[Collection entries]
§

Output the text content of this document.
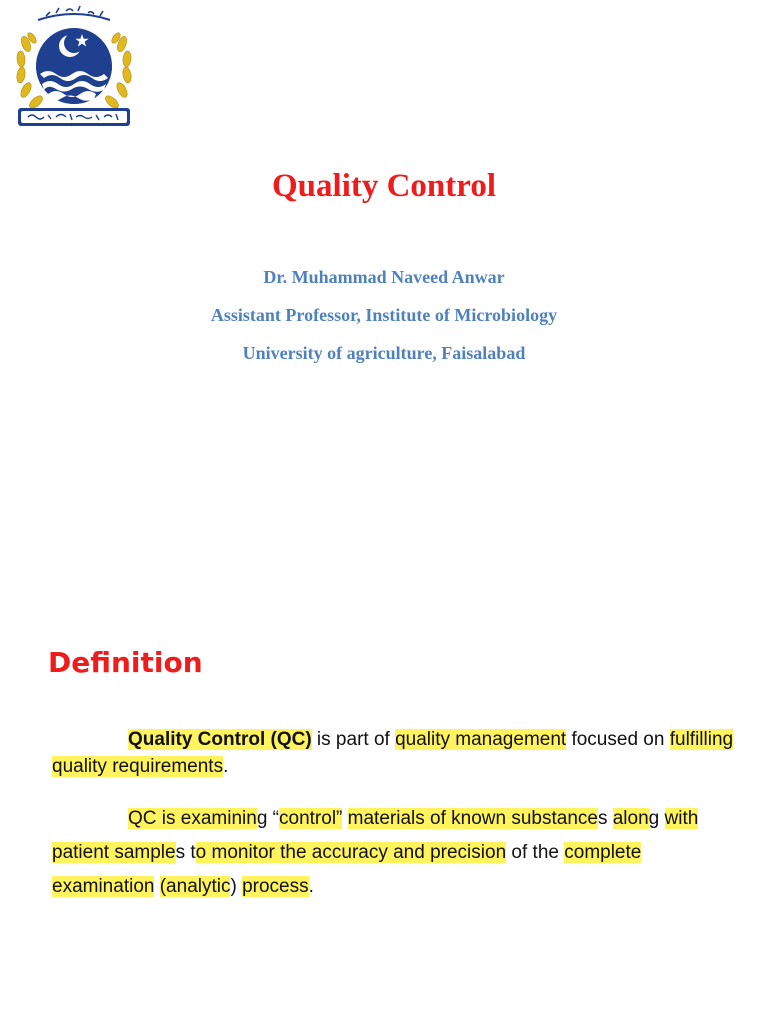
Quality Control

Dr. Muhammad Naveed Anwar

Assistant Professor, Institute of Microbiology

University of agriculture, Faisalabad

Definition

Quality Control (QC) is part of quality management focused on fulfilling quality requirements.

QC is examining “control” materials of known substances along with patient samples to monitor the accuracy and precision of the complete examination (analytic) process.
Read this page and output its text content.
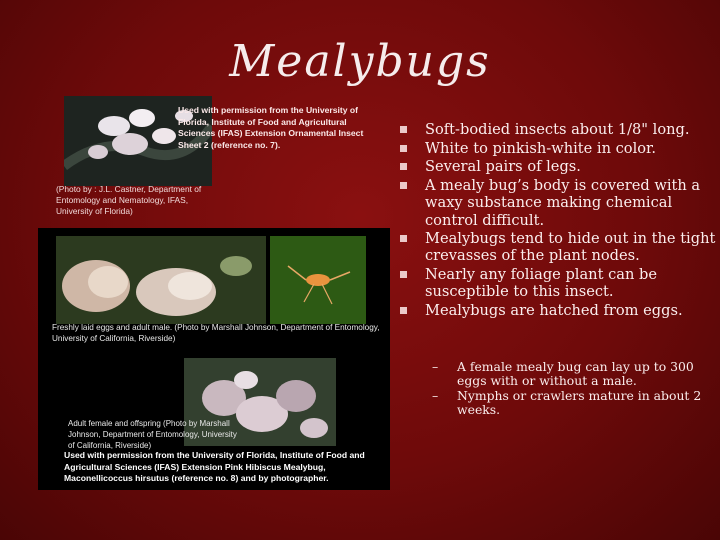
Mealybugs

Used with permission from the University of Florida, Institute of Food and Agricultural Sciences (IFAS) Extension Ornamental Insect Sheet 2 (reference no. 7).

(Photo by : J.L. Castner, Department of Entomology and Nematology, IFAS, University of Florida)

Freshly laid eggs and adult male. (Photo by Marshall Johnson, Department of Entomology, University of California, Riverside)

Adult female and offspring (Photo by Marshall Johnson, Department of Entomology, University of California, Riverside)

Used with permission from the University of Florida, Institute of Food and Agricultural Sciences (IFAS) Extension Pink Hibiscus Mealybug, Maconellicoccus hirsutus (reference no. 8) and by photographer.

Soft-bodied insects about 1/8" long.
White to pinkish-white in color.
Several pairs of legs.
A mealy bug’s body is covered with a waxy substance making chemical control difficult.
Mealybugs tend to hide out in the tight crevasses of the plant nodes.
Nearly any foliage plant can be susceptible to this insect.
Mealybugs are hatched from eggs.
– A female mealy bug can lay up to 300 eggs with or without a male.
– Nymphs or crawlers mature in about 2 weeks.
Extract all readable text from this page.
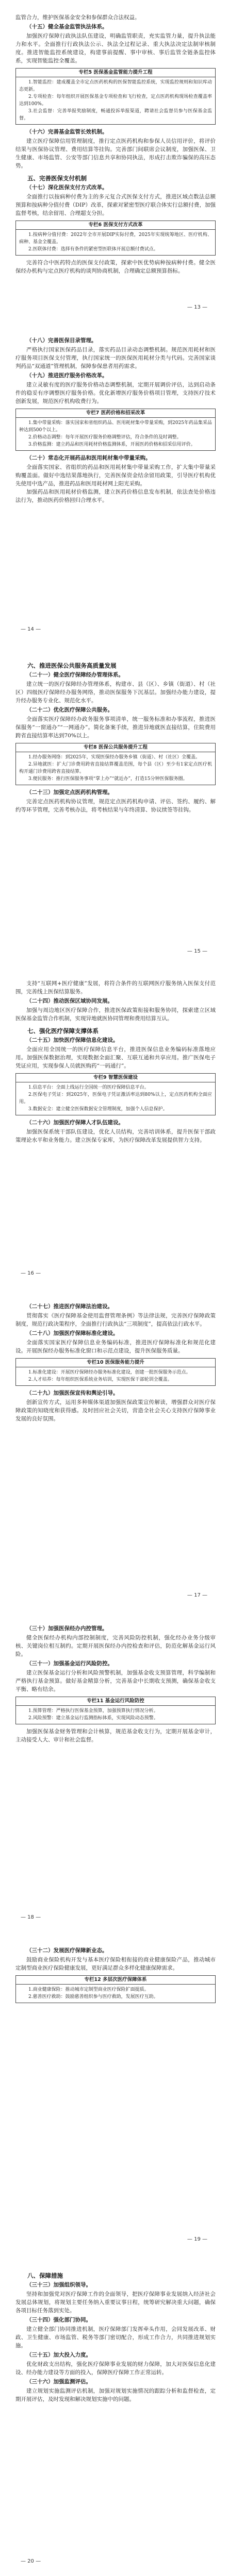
监管合力，维护医保基金安全和参保群众合法权益。

（十五）健全基金监管执法体系。

加强医疗保障行政执法队伍建设，明确监管职责，充实监管力量，提升执法能力和水平。全面推行行政执法公示、执法全过程记录、重大执法决定法制审核制度。推进智能监控系统建设，构建事前提醒、事中审核、事后监管全链条监控体系，实现智能监控全覆盖。

专栏5 医保基金监管能力提升工程
1.智能监控：建成覆盖全市定点医药机构的医保智能监控系统，实现监控规则和知识库动态更新。
2.专项检查：每年组织开展医保基金专项检查和飞行检查，定点医药机构现场检查覆盖率达到100%。
3.社会监督：完善举报奖励制度，畅通投诉举报渠道，聘请社会监督员参与医保基金监督。
（十六）完善基金监管长效机制。

建立医疗保障信用管理制度，推行定点医药机构和参保人员信用评价，将评价结果与医保协议管理、费用结算等挂钩。完善部门间联席会议制度，加强医保、卫生健康、市场监管、公安等部门信息共享和协同执法，形成打击欺诈骗保的高压态势。

五、完善医保支付机制
（十七）深化医保支付方式改革。

全面推行以按病种付费为主的多元复合式医保支付方式，推进区域点数法总额预算和按病种分值付费（DIP）改革，探索对紧密型医疗联合体实行总额付费，加强监督考核，结余留用、合理超支分担。

专栏6 医保支付方式改革
1.按病种分值付费：2022年全市开展DIP实际付费，2025年实现统筹地区、医疗机构、病种、基金全覆盖。
2.医联体付费：选择有条件的紧密型医联体开展总额付费试点。

完善符合中医药特点的医保支付政策，探索中医优势病种按病种付费。健全医保经办机构与定点医疗机构的谈判协商机制，合理确定总额预算指标。

— 13 —
（十八）完善医保目录管理。

严格执行国家医保药品目录，落实药品目录动态调整机制。规范医用耗材和医疗服务项目医保支付管理，执行国家统一的医保医用耗材分类与代码。完善国家谈判药品“双通道”管理机制，保障参保患者用药需求。

（十九）推进医疗服务价格改革。

建立灵敏有度的医疗服务价格动态调整机制，定期开展调价评估，达到启动条件的稳妥有序调整医疗服务价格。优化新增医疗服务价格项目管理，支持医疗技术创新发展，规范医疗机构收费行为。

专栏7 医药价格和招采改革
1.集中带量采购：落实国家和省组织药品、医用耗材集中带量采购，到2025年药品集采品种达到500个以上。
2.价格动态调整：每年开展医疗服务价格调整评估，符合条件的及时调整。
3.价格监测：建立药品和医用耗材价格监测体系，开展医药价格和招采信用评价。
（二十）常态化开展药品和医用耗材集中带量采购。

全面落实国家、省组织的药品和医用耗材集中带量采购工作，扩大集中带量采购覆盖面。做好中选结果落地执行，完善医保资金结余留用政策，引导医疗机构优先使用中选产品，推进药品和医用耗材网上阳光采购。

加强药品和医用耗材价格监测，建立医药价格信息发布机制，依法查处价格违法行为，推动医药价格回归合理水平。

— 14 —
六、推进医保公共服务高质量发展
（二十一）健全医疗保障经办管理体系。

建立统一的医疗保障经办管理体系，构建市、县（区）、乡镇（街道）、村（社区）四级医疗保障经办服务网络，推动医保服务下沉基层。加强经办能力建设，提升经办服务专业化、规范化水平。

（二十二）优化医疗保障公共服务。

全面落实医疗保障经办政务服务事项清单，统一服务标准和办事流程，推进医保服务“一窗通办”“一网通办”。简化备案手续，推进异地就医直接结算，住院费用跨省直接结算率达到70%以上。

专栏8 医保公共服务提升工程
1.经办服务网络：到2025年，实现医保经办服务乡镇（街道）、村（社区）全覆盖。
2.异地就医：扩大门诊费用跨省直接结算覆盖范围，每个县（区）至少有1家定点医疗机构开通门诊费用跨省直接结算。
3.便民服务：推行医保服务事项“掌上办”“就近办”，打造15分钟医保服务圈。
（二十三）加强定点医药机构管理。

完善定点医药机构协议管理，规范定点医药机构申请、评估、签约、履约、解约等环节管理，完善考核办法，将考核结果与年终清算、协议续签等挂钩。

— 15 —

支持“互联网+医疗健康”发展，将符合条件的互联网医疗服务纳入医保支付范围，完善线上医保结算服务。

（二十四）推动医保区域协同发展。

加强与周边地区医疗保障合作，推进医保政策衔接和服务协同，探索建立区域医保基金监管合作机制，实现异地就医协同管理和费用结算互认。

七、强化医疗保障支撑体系
（二十五）加快医疗保障信息化建设。

全面应用全国统一的医疗保障信息平台，推进医保信息业务编码标准落地应用。加强医保数据治理，实现数据全面汇聚、互联互通和共享应用。推广医保电子凭证应用，实现参保人员就医购药“一码通行”。

专栏9 智慧医保建设
1.信息平台：全面上线运行全国统一的医疗保障信息平台。
2.医保电子凭证：到2025年，医保电子凭证激活率达到80%以上，定点医药机构全面应用。
3.数据安全：建立健全医保数据安全管理制度，加强个人信息保护。
（二十六）加强医疗保障人才队伍建设。

加强医保系统干部队伍建设，优化人员结构，完善培训体系，提升医保干部政策理论水平和业务能力。建立医保专家库，为医疗保障改革发展提供智力支持。

— 16 —
（二十七）推进医疗保障法治建设。

贯彻落实《医疗保障基金使用监督管理条例》等法律法规，完善医疗保障政策制度，规范行政决策程序，全面推行行政执法“三项制度”，提高依法行政水平。

（二十八）加强医疗保障标准化建设。

全面落实国家医疗保障信息业务编码标准，推进医疗保障标准化和规范化建设。开展医保经办服务标准化窗口和示范点建设，提升医保服务质量。

专栏10 医保服务能力提升
1.标准化建设：开展医疗保障经办服务标准化建设，创建一批医保服务示范点。
2.人才培养：每年组织医保系统业务培训，实现医保干部轮训全覆盖。
（二十九）加强医保宣传和舆论引导。

创新宣传方式，运用多种媒体渠道加强医保政策宣传解读，增强群众对医疗保障政策的知晓度和获得感。及时回应社会关切，营造全社会关心支持医疗保障事业发展的良好氛围。

— 17 —
（三十）加强医保经办内控管理。

健全医保经办机构内部控制制度，完善风险防控机制，强化经办业务分级审核、关键岗位相互制约。定期开展医保经办内控检查和评估，防范化解基金运行风险。

（三十一）加强基金运行风险防控。

建立医保基金运行分析和风险预警机制，加强基金收支预算管理，科学编制和严格执行基金预算。做好基金精算分析，完善基金中长期收支预测，确保基金收支平衡、略有结余。

专栏11 基金运行风险防控
1.预算管理：严格执行医保基金预算，加强预算执行情况分析。
2.风险预警：建立基金运行监测指标体系，实现风险动态预警。

加强医保基金财务管理和会计核算，规范基金收支行为，定期开展基金审计，主动接受人大、审计和社会监督。

— 18 —
（三十二）发展医疗保障新业态。

鼓励商业保险机构开发与基本医疗保险相衔接的商业健康保险产品，推动城市定制型商业医疗保险健康发展，更好满足群众多样化健康保障需求。

专栏12 多层次医疗保障体系
1.商业健康保险：推动城市定制型商业医疗保险扩面提质。
2.慈善医疗救助：鼓励慈善组织参与医疗救助，发展医疗互助。
— 19 —
八、保障措施
（三十三）加强组织领导。

坚持和加强党对医疗保障工作的全面领导，把医疗保障事业发展纳入经济社会发展总体规划，将规划主要任务纳入重要议事日程，统筹研究解决重大问题，确保各项目标任务落到实处。

（三十四）强化部门协同。

建立健全部门协同推进机制，医疗保障部门发挥牵头作用，会同发展改革、财政、卫生健康、市场监管、税务等部门密切配合，形成工作合力，共同推进规划实施。

（三十五）加大投入力度。

优化财政支出结构，强化医疗保障事业发展的财力保障，加大对医保信息化建设、经办能力建设等方面的投入，保障医疗保障工作正常运转。

（三十六）加强监测评估。

建立规划实施监测评估机制，加强对规划实施情况的跟踪分析和监督检查，定期开展评估，及时发现和解决规划实施中的问题。

— 20 —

§

GIVEN PROBLEM
Using the entries above, find all lines with "female". Copy them.

ANSWER FOR THE TASK
Adult female and offspring (Photo by Marshall Johnson, Department of Entomology, University of California, Riverside)
– A female mealy bug can lay up to 300 eggs with or without a male.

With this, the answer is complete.